SHORT EXERCISE:
Using the data below, copy every line that contains the word "结构简单".

DATA RECORDS:
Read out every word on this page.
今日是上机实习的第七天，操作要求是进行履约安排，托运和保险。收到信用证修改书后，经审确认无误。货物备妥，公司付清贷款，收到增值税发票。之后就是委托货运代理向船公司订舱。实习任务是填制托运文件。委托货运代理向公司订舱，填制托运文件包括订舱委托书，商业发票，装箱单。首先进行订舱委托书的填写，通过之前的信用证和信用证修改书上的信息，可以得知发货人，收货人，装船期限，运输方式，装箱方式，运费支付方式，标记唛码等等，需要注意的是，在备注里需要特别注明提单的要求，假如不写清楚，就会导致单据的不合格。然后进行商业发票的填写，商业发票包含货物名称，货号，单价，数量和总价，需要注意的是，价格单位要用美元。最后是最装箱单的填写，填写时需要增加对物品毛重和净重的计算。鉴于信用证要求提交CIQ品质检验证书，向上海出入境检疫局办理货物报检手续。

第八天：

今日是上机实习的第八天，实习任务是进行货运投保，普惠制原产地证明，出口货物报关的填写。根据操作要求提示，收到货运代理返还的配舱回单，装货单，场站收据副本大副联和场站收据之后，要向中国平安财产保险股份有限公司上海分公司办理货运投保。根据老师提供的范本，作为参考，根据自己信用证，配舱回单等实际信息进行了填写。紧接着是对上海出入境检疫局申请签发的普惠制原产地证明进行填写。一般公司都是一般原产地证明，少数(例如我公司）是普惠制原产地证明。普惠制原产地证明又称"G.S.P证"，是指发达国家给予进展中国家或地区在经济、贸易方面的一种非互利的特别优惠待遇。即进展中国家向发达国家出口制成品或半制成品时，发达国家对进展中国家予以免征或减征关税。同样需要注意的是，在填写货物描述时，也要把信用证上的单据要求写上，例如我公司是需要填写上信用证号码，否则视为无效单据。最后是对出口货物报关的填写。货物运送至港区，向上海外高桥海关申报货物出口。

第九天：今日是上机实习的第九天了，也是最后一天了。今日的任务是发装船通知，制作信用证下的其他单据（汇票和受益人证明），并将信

---

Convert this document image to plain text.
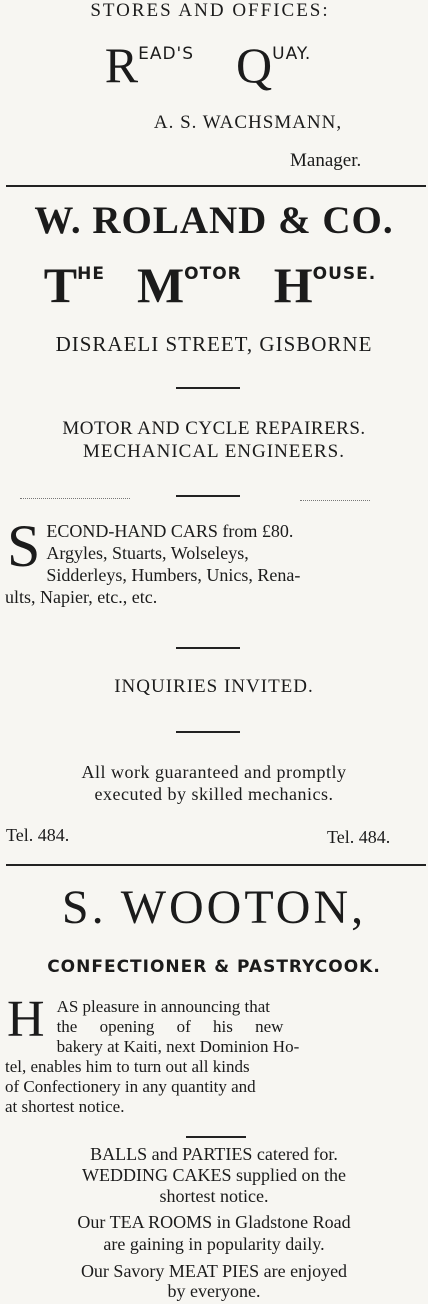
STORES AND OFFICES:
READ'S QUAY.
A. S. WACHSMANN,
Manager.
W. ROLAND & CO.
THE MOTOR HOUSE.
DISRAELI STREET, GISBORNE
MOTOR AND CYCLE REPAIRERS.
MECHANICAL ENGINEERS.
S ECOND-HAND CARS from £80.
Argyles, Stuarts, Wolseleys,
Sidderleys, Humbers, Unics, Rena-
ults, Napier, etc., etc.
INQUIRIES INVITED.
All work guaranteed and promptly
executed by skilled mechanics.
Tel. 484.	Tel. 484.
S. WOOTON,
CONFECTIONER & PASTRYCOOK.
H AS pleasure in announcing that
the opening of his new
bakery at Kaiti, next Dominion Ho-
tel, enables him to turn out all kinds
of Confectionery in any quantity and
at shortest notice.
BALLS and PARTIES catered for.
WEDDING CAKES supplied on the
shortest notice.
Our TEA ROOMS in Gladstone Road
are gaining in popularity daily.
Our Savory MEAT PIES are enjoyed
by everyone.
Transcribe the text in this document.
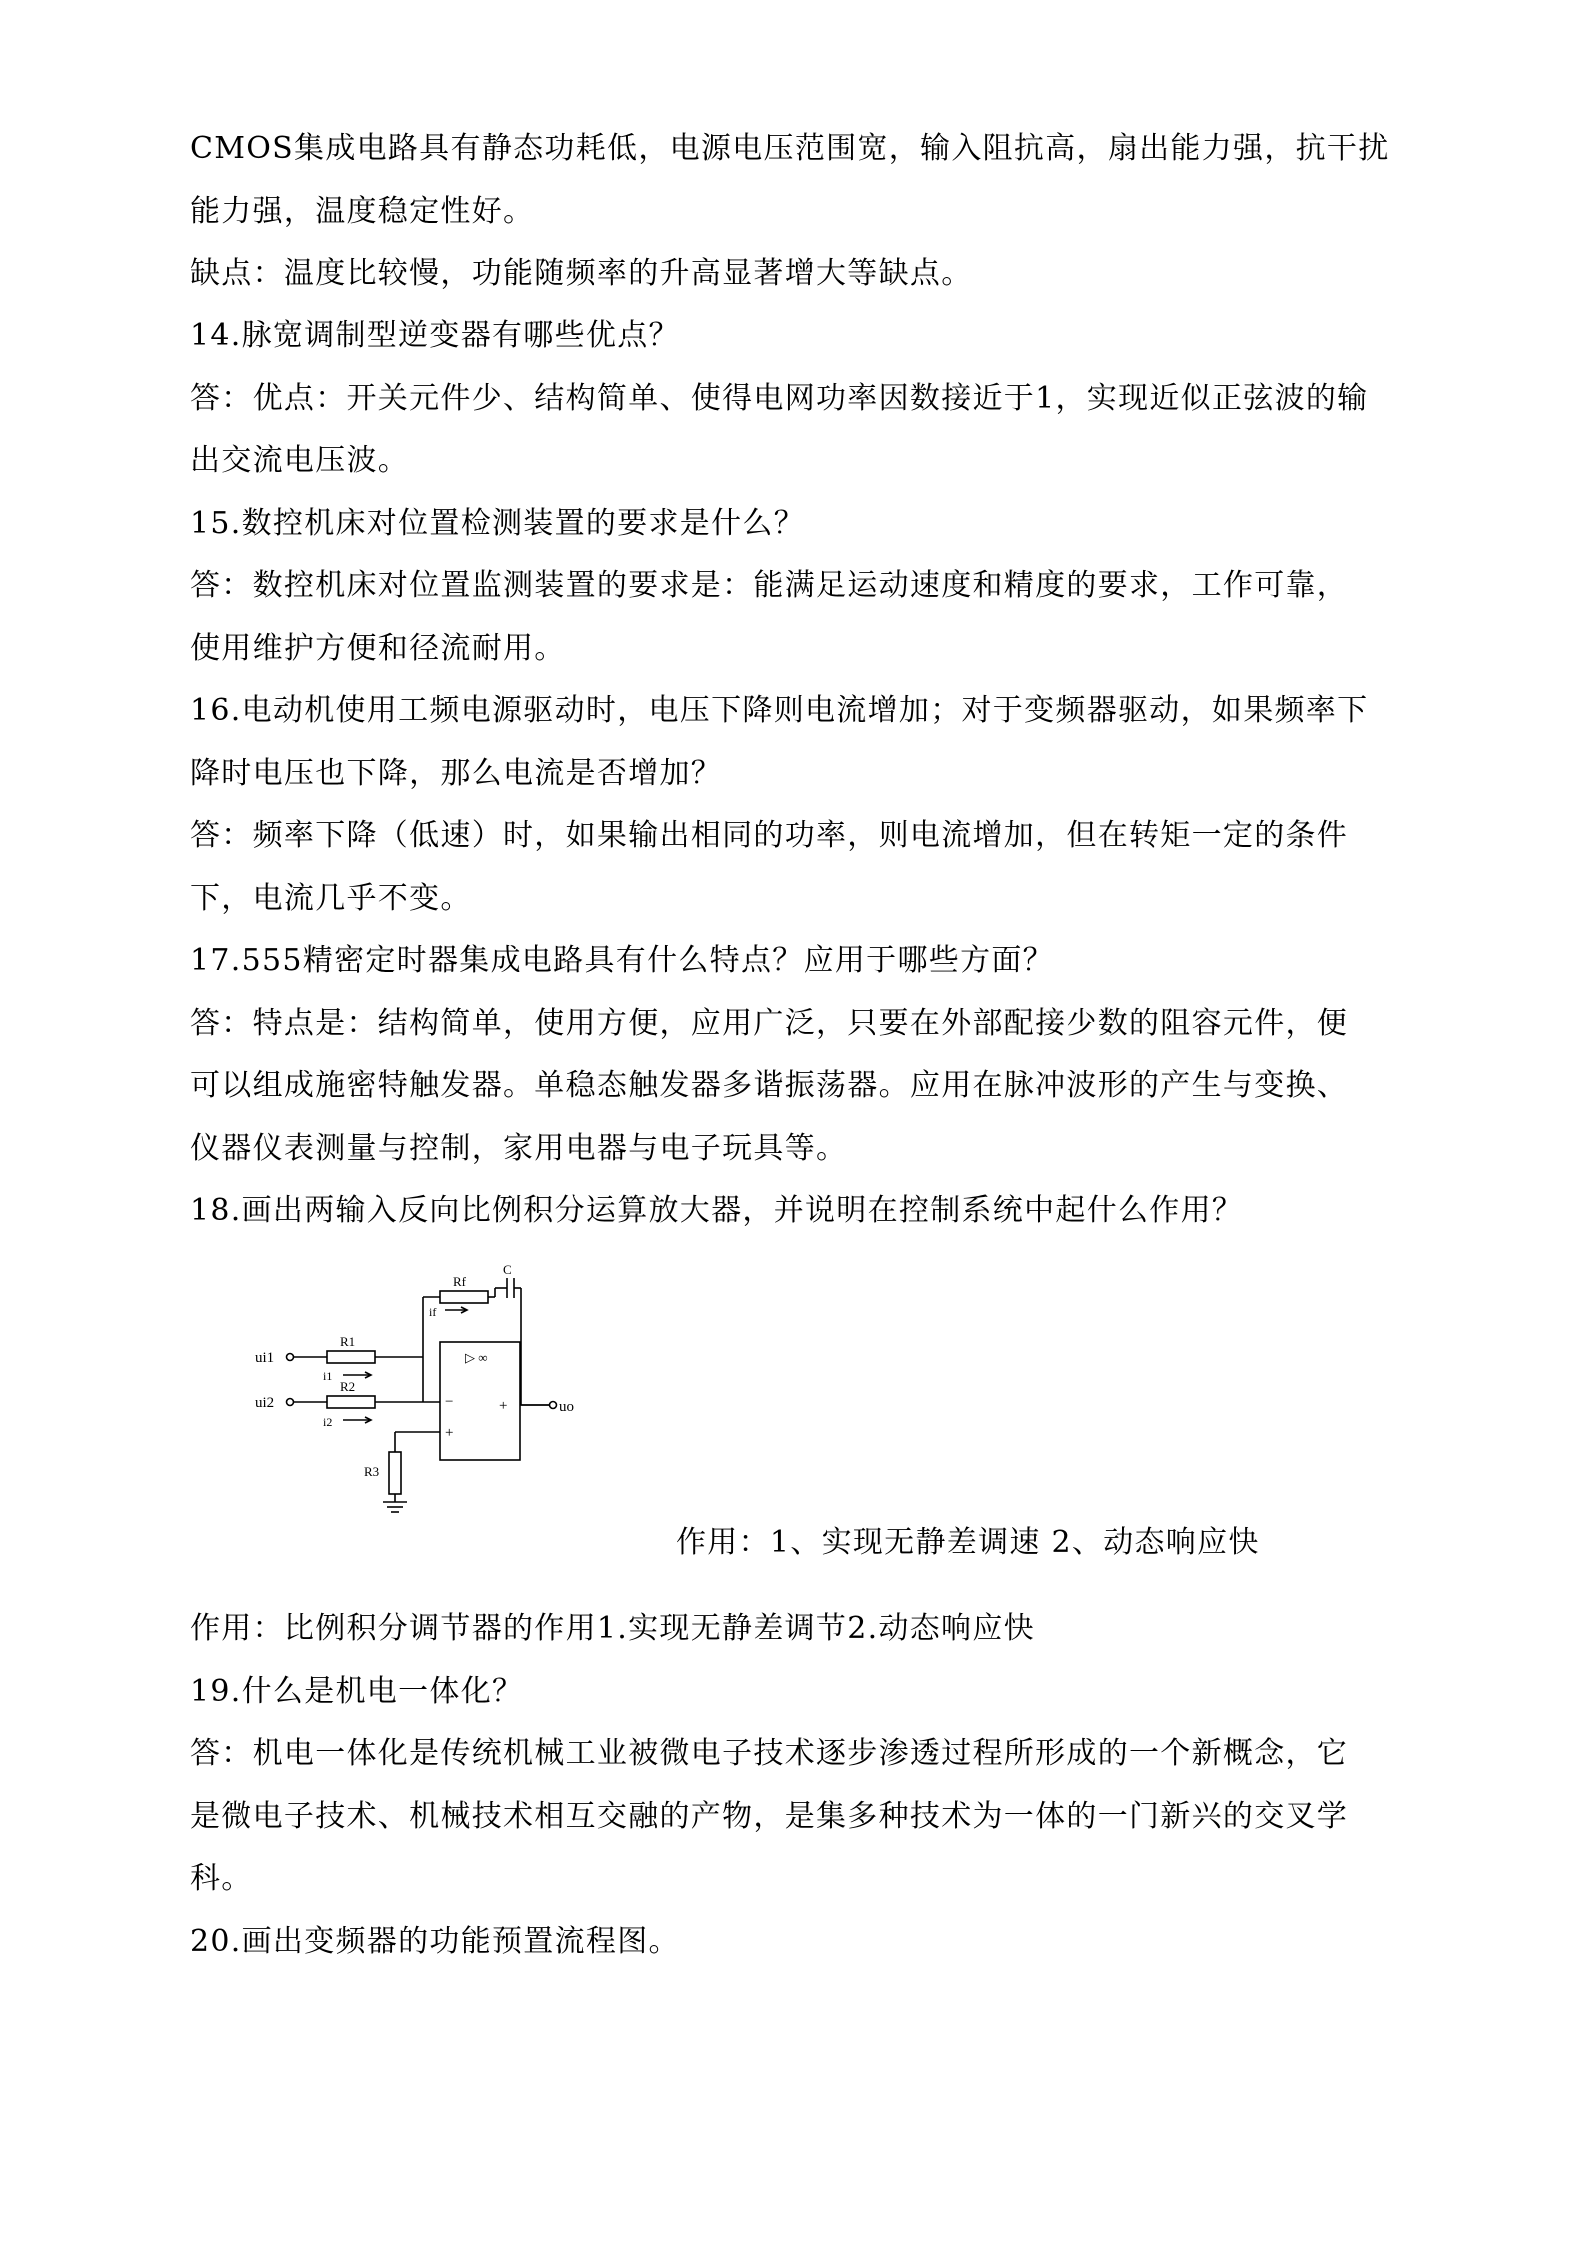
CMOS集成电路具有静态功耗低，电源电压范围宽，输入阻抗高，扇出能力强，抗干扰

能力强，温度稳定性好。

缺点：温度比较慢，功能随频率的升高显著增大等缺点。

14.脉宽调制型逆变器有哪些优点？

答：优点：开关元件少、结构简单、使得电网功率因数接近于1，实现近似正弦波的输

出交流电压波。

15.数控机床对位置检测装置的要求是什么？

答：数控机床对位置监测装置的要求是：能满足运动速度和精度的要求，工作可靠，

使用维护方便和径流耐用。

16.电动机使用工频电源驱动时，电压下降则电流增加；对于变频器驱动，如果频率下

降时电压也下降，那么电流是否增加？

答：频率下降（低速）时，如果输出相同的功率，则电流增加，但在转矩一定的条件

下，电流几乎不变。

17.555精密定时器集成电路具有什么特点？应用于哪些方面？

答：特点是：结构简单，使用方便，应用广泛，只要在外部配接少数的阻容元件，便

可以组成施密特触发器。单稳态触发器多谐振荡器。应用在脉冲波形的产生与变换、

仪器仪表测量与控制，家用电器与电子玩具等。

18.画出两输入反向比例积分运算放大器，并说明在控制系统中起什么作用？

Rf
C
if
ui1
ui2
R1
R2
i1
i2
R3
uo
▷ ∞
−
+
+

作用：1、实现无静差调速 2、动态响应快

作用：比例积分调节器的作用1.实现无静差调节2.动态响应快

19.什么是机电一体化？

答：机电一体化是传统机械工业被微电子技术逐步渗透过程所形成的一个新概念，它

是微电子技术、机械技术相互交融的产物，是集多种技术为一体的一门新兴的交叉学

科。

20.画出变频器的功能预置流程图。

WORKED ANSWER:
答：优点：开关元件少、结构简单、使得电网功率因数接近于1，实现近似正弦波的输
答：特点是：结构简单，使用方便，应用广泛，只要在外部配接少数的阻容元件，便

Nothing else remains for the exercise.